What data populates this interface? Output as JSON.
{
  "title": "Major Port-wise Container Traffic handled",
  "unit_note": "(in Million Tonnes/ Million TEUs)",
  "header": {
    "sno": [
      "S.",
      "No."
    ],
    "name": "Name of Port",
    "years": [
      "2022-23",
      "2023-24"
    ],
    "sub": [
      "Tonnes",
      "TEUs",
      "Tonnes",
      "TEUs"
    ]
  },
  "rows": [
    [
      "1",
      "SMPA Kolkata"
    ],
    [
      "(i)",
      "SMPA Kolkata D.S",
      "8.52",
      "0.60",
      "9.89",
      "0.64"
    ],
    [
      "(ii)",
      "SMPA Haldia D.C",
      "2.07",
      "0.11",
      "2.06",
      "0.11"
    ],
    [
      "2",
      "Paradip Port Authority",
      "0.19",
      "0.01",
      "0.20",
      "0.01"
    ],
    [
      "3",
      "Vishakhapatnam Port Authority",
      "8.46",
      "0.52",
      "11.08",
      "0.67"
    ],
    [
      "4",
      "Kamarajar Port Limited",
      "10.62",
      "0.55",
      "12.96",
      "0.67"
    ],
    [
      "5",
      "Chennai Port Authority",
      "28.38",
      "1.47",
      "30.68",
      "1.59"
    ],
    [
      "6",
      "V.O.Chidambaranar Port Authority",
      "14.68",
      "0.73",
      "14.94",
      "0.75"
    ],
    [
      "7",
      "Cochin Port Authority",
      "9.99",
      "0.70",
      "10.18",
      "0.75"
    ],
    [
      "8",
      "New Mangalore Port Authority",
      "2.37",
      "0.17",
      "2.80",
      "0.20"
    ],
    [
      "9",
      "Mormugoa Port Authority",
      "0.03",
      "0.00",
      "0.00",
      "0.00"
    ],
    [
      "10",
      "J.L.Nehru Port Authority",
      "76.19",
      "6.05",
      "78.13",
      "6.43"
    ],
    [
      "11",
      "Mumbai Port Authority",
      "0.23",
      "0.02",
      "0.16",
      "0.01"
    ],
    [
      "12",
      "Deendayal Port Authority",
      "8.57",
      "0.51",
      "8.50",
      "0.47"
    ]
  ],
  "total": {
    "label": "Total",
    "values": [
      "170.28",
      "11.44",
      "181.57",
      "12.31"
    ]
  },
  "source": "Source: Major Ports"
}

- _Directions for this task_:
Take each line of the material that contains the word "Authority" and list it.

- _Solution to the problem_:
      "Paradip Port Authority",
      "Vishakhapatnam Port Authority",
      "Chennai Port Authority",
      "V.O.Chidambaranar Port Authority",
      "Cochin Port Authority",
      "New Mangalore Port Authority",
      "Mormugoa Port Authority",
      "J.L.Nehru Port Authority",
      "Mumbai Port Authority",
      "Deendayal Port Authority",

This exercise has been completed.